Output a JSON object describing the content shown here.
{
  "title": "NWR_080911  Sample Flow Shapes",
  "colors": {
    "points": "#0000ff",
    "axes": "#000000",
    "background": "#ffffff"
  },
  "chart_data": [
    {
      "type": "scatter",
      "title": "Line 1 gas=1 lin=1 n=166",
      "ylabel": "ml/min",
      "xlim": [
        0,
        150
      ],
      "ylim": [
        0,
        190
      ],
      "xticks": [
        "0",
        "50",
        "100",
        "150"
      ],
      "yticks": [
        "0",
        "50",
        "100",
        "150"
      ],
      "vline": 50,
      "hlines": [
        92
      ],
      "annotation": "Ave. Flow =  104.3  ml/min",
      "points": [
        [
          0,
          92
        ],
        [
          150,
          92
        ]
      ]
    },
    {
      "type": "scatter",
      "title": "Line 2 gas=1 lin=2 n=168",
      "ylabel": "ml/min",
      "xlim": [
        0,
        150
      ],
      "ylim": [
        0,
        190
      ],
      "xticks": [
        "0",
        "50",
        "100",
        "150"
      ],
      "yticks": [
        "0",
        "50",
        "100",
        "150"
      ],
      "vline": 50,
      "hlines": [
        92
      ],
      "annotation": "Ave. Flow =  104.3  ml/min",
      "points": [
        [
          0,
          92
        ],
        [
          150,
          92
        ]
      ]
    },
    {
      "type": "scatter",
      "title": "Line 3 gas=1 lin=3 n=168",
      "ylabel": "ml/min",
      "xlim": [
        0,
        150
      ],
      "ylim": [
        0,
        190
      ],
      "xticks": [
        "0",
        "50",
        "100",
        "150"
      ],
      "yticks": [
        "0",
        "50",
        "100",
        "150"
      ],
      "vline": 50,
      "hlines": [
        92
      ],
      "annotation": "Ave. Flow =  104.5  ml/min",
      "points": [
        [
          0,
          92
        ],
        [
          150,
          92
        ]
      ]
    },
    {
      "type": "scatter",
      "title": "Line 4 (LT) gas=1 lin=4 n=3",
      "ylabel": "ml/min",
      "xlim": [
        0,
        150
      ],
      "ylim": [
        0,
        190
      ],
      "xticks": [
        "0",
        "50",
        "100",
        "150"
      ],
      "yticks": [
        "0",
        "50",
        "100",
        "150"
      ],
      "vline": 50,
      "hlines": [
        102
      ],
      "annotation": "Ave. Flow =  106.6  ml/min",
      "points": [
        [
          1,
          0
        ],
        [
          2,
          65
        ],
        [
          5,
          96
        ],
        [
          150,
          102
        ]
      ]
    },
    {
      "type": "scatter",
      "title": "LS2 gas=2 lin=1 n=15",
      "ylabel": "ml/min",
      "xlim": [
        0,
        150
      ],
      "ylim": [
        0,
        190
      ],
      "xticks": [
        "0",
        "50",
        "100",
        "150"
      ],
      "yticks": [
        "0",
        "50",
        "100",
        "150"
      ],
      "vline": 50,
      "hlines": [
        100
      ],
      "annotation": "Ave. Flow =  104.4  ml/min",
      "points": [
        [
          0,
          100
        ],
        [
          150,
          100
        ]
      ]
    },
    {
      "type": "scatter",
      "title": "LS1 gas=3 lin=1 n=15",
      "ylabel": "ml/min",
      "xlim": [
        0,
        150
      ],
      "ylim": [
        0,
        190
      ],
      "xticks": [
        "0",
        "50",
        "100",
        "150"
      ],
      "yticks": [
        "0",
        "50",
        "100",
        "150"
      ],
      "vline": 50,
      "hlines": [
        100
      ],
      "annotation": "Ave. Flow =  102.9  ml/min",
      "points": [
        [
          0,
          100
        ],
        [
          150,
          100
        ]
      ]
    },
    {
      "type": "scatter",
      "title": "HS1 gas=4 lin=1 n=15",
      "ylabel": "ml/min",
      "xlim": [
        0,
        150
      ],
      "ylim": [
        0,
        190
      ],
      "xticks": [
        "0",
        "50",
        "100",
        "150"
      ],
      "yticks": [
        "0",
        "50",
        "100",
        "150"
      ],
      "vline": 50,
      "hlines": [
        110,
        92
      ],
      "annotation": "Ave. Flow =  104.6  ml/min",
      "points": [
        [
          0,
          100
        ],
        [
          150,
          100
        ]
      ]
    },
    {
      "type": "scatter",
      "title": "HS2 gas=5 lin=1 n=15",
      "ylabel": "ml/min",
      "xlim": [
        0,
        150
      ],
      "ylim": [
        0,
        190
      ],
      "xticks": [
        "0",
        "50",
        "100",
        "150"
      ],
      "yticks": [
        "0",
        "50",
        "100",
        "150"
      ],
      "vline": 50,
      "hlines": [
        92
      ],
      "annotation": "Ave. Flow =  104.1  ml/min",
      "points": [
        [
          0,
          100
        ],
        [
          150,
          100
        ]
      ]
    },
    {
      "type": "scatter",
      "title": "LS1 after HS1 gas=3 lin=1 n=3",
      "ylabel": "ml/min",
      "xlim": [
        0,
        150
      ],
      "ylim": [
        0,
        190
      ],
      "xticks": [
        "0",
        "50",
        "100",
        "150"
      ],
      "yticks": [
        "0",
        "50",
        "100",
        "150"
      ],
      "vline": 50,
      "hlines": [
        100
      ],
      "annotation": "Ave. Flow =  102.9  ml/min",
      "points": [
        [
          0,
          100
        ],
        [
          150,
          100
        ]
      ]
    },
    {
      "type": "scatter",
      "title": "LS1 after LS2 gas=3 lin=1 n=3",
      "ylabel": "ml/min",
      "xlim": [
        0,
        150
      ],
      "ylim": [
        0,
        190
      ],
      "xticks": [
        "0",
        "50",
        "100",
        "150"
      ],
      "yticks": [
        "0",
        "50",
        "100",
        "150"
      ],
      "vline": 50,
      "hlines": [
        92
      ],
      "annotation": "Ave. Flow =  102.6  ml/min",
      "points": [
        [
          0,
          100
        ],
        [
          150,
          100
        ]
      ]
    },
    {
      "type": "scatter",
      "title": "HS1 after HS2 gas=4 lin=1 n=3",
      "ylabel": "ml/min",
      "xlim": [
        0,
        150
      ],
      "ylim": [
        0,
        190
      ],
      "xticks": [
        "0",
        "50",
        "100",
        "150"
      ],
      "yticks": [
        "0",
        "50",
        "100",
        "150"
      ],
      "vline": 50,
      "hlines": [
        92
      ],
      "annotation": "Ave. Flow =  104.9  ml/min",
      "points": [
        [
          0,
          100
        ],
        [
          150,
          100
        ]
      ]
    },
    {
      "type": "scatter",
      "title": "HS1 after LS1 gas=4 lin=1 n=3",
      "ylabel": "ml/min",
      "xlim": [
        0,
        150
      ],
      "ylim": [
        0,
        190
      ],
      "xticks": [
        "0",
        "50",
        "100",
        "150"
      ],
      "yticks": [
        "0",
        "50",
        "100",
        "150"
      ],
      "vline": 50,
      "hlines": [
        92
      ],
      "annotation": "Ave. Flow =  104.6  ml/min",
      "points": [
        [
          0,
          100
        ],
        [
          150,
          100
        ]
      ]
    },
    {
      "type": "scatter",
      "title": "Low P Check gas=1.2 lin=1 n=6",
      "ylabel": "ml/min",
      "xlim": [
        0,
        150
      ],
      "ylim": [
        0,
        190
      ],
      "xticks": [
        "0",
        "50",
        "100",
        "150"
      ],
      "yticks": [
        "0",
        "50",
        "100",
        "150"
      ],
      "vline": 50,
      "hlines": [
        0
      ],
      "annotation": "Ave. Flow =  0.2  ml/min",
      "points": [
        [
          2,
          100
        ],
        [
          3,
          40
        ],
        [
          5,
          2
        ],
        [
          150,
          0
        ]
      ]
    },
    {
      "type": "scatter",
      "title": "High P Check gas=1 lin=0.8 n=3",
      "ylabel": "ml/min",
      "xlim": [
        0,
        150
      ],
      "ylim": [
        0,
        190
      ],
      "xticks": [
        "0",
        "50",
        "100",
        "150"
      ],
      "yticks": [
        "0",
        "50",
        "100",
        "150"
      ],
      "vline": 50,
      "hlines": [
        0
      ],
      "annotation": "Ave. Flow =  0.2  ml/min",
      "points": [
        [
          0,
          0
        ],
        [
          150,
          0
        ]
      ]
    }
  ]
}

Problem requirements: Copy each line of the listing in which the word "after" can be found.

Written answer:
      "title": "LS1 after HS1 gas=3 lin=1 n=3",
      "title": "LS1 after LS2 gas=3 lin=1 n=3",
      "title": "HS1 after HS2 gas=4 lin=1 n=3",
      "title": "HS1 after LS1 gas=4 lin=1 n=3",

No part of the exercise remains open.